▸ **Challenge**: Count how many lines in this material contain "document". The answer is that number alone.

▸ **Dataset records**:
>> begin
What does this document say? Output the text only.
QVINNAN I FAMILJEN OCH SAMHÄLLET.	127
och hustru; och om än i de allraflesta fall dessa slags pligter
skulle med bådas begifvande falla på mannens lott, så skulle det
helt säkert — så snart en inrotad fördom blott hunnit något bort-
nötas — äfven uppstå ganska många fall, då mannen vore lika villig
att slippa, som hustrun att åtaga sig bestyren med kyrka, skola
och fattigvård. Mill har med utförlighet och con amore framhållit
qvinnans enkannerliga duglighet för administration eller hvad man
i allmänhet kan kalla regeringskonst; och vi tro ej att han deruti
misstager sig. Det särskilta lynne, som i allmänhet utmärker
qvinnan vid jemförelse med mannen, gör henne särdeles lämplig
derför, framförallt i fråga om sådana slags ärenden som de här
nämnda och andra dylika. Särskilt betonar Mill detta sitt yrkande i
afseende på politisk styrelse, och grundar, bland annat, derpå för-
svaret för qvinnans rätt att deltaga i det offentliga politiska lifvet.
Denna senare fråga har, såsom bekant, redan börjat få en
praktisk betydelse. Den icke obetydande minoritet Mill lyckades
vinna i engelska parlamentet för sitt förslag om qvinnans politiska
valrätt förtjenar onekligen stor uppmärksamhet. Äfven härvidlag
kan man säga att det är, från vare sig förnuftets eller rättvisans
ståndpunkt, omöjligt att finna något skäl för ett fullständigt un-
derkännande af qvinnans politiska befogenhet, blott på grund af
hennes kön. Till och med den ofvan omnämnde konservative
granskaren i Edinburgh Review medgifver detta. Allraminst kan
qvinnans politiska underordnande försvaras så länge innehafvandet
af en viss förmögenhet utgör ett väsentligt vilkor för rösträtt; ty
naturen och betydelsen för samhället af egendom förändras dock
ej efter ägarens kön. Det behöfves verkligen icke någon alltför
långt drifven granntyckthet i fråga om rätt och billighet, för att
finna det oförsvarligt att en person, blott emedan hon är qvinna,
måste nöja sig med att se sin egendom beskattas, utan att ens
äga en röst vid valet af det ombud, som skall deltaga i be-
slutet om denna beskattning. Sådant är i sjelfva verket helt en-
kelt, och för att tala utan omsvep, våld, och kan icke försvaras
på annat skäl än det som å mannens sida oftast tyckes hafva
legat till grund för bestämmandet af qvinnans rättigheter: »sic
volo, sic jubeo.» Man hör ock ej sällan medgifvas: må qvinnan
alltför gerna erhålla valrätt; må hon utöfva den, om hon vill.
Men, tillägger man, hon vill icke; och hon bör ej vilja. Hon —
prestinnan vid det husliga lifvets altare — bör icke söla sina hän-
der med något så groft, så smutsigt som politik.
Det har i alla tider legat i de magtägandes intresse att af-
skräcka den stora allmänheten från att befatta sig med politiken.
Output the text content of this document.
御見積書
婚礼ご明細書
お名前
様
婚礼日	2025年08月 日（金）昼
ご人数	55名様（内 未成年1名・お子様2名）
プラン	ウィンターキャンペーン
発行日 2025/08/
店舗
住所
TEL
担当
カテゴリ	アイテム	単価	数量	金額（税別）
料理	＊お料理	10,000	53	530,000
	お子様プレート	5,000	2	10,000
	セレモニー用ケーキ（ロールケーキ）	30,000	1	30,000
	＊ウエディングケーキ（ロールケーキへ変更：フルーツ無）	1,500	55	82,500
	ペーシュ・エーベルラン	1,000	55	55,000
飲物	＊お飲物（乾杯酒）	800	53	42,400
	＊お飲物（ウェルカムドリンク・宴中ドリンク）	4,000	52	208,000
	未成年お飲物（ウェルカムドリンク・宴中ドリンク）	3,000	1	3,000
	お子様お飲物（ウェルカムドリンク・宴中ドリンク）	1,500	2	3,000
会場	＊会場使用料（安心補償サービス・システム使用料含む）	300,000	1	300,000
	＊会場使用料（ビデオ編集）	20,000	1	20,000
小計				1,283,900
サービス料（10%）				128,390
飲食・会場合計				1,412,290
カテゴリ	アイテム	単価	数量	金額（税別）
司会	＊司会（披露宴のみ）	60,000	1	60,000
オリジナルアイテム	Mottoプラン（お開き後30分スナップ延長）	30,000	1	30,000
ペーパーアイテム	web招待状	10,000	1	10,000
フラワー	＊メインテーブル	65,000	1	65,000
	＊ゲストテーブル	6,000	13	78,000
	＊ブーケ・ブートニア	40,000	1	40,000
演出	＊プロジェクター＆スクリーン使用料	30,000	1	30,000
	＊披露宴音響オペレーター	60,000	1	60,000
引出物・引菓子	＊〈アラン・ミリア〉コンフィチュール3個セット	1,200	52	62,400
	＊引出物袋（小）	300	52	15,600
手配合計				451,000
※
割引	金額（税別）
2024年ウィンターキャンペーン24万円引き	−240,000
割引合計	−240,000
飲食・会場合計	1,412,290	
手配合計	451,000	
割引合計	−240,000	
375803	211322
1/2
>> end
▸ **Task response**: 2